Your task is to print the material below exactly as presented.

»»

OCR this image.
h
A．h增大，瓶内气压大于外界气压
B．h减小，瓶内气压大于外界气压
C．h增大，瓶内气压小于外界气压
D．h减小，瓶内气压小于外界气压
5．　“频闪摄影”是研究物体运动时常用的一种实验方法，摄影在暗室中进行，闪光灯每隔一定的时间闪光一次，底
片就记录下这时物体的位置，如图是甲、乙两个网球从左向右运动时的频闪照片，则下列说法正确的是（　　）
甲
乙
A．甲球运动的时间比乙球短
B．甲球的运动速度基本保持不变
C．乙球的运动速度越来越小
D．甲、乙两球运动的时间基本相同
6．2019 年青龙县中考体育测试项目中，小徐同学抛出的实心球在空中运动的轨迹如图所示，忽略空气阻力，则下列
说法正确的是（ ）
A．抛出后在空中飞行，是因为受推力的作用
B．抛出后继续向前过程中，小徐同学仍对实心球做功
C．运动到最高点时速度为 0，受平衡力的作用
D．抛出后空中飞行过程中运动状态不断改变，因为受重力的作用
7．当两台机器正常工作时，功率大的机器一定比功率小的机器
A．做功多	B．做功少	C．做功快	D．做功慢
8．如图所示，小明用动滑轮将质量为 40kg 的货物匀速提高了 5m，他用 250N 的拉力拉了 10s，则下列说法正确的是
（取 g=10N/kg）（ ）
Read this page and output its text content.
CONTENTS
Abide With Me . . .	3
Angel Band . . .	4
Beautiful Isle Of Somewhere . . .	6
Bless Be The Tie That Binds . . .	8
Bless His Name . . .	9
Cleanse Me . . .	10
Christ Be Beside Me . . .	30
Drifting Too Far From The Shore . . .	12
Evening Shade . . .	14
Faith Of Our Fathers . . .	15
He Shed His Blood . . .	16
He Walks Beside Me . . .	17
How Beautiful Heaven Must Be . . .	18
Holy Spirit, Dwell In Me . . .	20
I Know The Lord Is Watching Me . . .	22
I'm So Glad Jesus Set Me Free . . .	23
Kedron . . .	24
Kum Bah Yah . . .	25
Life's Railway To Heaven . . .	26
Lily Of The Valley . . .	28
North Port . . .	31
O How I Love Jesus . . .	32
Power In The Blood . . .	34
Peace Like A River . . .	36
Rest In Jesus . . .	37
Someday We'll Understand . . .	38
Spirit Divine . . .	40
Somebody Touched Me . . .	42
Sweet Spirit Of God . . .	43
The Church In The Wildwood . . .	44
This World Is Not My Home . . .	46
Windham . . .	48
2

««

• _Problem solution_
OCR this image.
h
A．h增大，瓶内气压大于外界气压
B．h减小，瓶内气压大于外界气压
C．h增大，瓶内气压小于外界气压
D．h减小，瓶内气压小于外界气压
5．　“频闪摄影”是研究物体运动时常用的一种实验方法，摄影在暗室中进行，闪光灯每隔一定的时间闪光一次，底
片就记录下这时物体的位置，如图是甲、乙两个网球从左向右运动时的频闪照片，则下列说法正确的是（　　）
甲
乙
A．甲球运动的时间比乙球短
B．甲球的运动速度基本保持不变
C．乙球的运动速度越来越小
D．甲、乙两球运动的时间基本相同
6．2019 年青龙县中考体育测试项目中，小徐同学抛出的实心球在空中运动的轨迹如图所示，忽略空气阻力，则下列
说法正确的是（ ）
A．抛出后在空中飞行，是因为受推力的作用
B．抛出后继续向前过程中，小徐同学仍对实心球做功
C．运动到最高点时速度为 0，受平衡力的作用
D．抛出后空中飞行过程中运动状态不断改变，因为受重力的作用
7．当两台机器正常工作时，功率大的机器一定比功率小的机器
A．做功多	B．做功少	C．做功快	D．做功慢
8．如图所示，小明用动滑轮将质量为 40kg 的货物匀速提高了 5m，他用 250N 的拉力拉了 10s，则下列说法正确的是
（取 g=10N/kg）（ ）
Read this page and output its text content.
CONTENTS
Abide With Me . . .	3
Angel Band . . .	4
Beautiful Isle Of Somewhere . . .	6
Bless Be The Tie That Binds . . .	8
Bless His Name . . .	9
Cleanse Me . . .	10
Christ Be Beside Me . . .	30
Drifting Too Far From The Shore . . .	12
Evening Shade . . .	14
Faith Of Our Fathers . . .	15
He Shed His Blood . . .	16
He Walks Beside Me . . .	17
How Beautiful Heaven Must Be . . .	18
Holy Spirit, Dwell In Me . . .	20
I Know The Lord Is Watching Me . . .	22
I'm So Glad Jesus Set Me Free . . .	23
Kedron . . .	24
Kum Bah Yah . . .	25
Life's Railway To Heaven . . .	26
Lily Of The Valley . . .	28
North Port . . .	31
O How I Love Jesus . . .	32
Power In The Blood . . .	34
Peace Like A River . . .	36
Rest In Jesus . . .	37
Someday We'll Understand . . .	38
Spirit Divine . . .	40
Somebody Touched Me . . .	42
Sweet Spirit Of God . . .	43
The Church In The Wildwood . . .	44
This World Is Not My Home . . .	46
Windham . . .	48
2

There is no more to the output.